Work instructions
Report every line in the listing that contains the string "icon".

Supplied records
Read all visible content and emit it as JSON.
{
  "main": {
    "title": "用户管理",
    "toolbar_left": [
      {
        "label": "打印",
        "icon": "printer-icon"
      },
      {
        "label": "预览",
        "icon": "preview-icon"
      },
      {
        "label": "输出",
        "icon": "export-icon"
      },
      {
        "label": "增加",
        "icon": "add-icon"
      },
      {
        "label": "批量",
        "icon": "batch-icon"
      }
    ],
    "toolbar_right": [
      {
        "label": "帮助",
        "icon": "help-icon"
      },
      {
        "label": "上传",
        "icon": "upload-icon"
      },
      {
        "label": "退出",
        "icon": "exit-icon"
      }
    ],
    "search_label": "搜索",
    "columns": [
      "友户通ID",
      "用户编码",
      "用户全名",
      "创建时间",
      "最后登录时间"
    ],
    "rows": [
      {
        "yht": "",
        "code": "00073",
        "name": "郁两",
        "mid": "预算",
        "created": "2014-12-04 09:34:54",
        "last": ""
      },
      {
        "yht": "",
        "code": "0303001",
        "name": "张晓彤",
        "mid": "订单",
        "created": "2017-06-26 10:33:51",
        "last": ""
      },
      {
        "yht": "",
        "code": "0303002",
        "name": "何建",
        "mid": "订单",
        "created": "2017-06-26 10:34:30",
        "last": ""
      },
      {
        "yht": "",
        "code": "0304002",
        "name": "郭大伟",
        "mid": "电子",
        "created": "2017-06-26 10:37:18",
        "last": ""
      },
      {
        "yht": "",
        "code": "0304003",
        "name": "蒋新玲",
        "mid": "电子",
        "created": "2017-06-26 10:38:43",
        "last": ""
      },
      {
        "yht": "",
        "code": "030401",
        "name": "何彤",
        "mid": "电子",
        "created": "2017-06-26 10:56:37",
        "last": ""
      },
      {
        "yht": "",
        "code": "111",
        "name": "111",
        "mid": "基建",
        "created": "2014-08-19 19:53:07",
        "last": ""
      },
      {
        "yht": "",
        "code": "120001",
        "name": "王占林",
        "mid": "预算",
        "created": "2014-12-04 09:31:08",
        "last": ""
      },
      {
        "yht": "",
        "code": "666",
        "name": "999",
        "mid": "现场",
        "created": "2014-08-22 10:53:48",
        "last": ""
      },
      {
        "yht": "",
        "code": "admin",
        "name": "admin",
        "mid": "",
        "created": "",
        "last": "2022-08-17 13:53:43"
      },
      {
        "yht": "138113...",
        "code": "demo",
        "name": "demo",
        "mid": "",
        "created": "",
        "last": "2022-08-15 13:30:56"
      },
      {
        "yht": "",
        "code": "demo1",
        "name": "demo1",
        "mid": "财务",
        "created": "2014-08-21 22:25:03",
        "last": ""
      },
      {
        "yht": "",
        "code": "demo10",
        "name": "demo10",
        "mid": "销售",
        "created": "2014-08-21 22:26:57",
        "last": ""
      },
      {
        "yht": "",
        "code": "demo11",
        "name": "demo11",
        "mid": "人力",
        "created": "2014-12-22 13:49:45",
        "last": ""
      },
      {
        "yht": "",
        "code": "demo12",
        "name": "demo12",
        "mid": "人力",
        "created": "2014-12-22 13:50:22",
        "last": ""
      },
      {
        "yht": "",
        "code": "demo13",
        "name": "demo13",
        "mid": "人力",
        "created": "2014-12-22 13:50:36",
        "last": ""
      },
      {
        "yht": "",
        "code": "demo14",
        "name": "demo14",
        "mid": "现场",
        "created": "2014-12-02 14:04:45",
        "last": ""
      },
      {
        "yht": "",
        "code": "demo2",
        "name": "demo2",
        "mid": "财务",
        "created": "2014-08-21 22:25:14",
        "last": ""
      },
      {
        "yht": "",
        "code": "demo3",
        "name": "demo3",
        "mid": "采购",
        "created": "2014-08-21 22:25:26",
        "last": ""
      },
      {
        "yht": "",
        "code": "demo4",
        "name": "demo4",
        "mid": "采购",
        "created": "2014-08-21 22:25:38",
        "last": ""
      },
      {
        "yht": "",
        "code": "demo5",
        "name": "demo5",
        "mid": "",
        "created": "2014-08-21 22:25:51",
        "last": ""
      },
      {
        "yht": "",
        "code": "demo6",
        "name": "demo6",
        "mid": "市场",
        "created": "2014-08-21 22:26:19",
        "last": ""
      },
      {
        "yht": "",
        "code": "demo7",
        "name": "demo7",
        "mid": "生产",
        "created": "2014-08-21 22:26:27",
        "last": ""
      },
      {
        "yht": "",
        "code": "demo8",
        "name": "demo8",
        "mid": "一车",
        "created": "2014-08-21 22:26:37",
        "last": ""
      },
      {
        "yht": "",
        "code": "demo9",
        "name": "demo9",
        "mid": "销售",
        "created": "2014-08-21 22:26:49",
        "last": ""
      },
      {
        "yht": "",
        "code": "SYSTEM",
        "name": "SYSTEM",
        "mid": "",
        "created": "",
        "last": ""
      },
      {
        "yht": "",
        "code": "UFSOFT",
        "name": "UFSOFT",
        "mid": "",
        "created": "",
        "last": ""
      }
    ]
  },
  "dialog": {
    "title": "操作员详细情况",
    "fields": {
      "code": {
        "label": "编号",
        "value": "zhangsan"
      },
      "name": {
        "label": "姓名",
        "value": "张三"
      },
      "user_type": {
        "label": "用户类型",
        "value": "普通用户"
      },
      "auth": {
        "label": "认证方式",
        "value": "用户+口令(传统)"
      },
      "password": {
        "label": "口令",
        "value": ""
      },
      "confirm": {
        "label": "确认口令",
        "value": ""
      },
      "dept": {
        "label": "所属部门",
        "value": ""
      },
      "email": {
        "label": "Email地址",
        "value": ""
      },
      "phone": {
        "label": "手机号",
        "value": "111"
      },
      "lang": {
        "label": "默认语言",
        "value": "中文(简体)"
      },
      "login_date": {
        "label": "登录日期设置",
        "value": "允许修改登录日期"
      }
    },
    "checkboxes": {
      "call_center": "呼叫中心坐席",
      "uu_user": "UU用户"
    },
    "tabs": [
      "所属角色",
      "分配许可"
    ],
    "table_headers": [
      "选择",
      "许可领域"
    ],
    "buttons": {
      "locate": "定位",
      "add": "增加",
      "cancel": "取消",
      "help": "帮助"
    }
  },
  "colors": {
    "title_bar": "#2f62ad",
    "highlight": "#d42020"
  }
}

Answer to this problem
        "icon": "printer-icon"
        "icon": "preview-icon"
        "icon": "export-icon"
        "icon": "add-icon"
        "icon": "batch-icon"
        "icon": "help-icon"
        "icon": "upload-icon"
        "icon": "exit-icon"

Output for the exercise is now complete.